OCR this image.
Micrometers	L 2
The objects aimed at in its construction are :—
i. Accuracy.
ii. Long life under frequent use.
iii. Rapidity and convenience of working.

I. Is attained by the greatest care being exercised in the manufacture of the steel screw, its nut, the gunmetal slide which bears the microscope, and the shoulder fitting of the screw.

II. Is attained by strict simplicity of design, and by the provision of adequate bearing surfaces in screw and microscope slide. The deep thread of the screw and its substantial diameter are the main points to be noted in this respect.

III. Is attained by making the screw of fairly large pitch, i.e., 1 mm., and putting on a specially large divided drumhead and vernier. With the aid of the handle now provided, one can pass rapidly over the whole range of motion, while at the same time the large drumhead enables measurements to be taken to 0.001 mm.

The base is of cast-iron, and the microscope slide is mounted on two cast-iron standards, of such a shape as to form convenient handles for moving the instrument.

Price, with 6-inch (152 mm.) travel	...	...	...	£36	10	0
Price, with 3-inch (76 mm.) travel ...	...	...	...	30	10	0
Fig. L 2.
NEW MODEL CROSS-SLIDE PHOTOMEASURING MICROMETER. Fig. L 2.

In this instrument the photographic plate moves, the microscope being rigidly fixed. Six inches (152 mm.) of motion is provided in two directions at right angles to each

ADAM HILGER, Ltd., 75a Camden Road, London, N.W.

:::::

#### Task requirements:
On how many lines does the word "travel" appear? Answer with only the number.

#### Exercise answer:
2